Aim of the task =
Find all lines in the listing that include the word "President", then copy them.

· · · ·

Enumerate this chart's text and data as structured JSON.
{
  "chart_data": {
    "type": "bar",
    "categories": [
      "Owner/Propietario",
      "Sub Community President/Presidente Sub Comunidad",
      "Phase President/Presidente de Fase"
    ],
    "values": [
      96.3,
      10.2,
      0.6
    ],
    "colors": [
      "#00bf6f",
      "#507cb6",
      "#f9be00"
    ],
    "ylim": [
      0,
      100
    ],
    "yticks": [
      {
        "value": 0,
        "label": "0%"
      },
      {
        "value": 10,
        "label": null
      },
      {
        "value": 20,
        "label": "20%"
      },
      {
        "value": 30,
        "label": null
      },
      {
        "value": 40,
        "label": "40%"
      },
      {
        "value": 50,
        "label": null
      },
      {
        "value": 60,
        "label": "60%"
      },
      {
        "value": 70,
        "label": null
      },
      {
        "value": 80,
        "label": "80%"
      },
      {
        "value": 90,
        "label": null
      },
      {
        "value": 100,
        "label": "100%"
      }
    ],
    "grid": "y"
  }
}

· · · ·

Written solution =
      "Sub Community President/Presidente Sub Comunidad",
      "Phase President/Presidente de Fase"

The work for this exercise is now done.